** Start of RECORDS SUPPLIED **

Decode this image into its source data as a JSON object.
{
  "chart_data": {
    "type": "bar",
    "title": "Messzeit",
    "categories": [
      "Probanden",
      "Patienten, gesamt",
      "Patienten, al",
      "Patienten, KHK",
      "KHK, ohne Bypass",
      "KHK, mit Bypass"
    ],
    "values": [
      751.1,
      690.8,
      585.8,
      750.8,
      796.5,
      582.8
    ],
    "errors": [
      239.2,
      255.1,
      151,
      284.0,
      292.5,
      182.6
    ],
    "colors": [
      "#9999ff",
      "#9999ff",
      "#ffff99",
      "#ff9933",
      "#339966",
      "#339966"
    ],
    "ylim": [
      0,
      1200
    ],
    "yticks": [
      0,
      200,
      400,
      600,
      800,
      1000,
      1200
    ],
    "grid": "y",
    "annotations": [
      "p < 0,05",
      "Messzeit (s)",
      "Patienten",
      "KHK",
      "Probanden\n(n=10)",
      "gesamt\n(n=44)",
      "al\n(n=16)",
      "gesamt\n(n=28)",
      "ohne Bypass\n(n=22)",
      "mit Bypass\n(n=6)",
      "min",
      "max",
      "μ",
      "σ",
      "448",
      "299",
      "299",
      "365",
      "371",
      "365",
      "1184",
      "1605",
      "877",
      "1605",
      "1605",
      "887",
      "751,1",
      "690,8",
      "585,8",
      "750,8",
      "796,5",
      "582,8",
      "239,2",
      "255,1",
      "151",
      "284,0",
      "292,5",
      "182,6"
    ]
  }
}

** End of RECORDS SUPPLIED **

PROMPT:
Retype the data exactly as given.

SOLUTION BELOW:
Decode this image into its source data as a JSON object.
{
  "chart_data": {
    "type": "bar",
    "title": "Messzeit",
    "categories": [
      "Probanden",
      "Patienten, gesamt",
      "Patienten, al",
      "Patienten, KHK",
      "KHK, ohne Bypass",
      "KHK, mit Bypass"
    ],
    "values": [
      751.1,
      690.8,
      585.8,
      750.8,
      796.5,
      582.8
    ],
    "errors": [
      239.2,
      255.1,
      151,
      284.0,
      292.5,
      182.6
    ],
    "colors": [
      "#9999ff",
      "#9999ff",
      "#ffff99",
      "#ff9933",
      "#339966",
      "#339966"
    ],
    "ylim": [
      0,
      1200
    ],
    "yticks": [
      0,
      200,
      400,
      600,
      800,
      1000,
      1200
    ],
    "grid": "y",
    "annotations": [
      "p < 0,05",
      "Messzeit (s)",
      "Patienten",
      "KHK",
      "Probanden\n(n=10)",
      "gesamt\n(n=44)",
      "al\n(n=16)",
      "gesamt\n(n=28)",
      "ohne Bypass\n(n=22)",
      "mit Bypass\n(n=6)",
      "min",
      "max",
      "μ",
      "σ",
      "448",
      "299",
      "299",
      "365",
      "371",
      "365",
      "1184",
      "1605",
      "877",
      "1605",
      "1605",
      "887",
      "751,1",
      "690,8",
      "585,8",
      "750,8",
      "796,5",
      "582,8",
      "239,2",
      "255,1",
      "151",
      "284,0",
      "292,5",
      "182,6"
    ]
  }
}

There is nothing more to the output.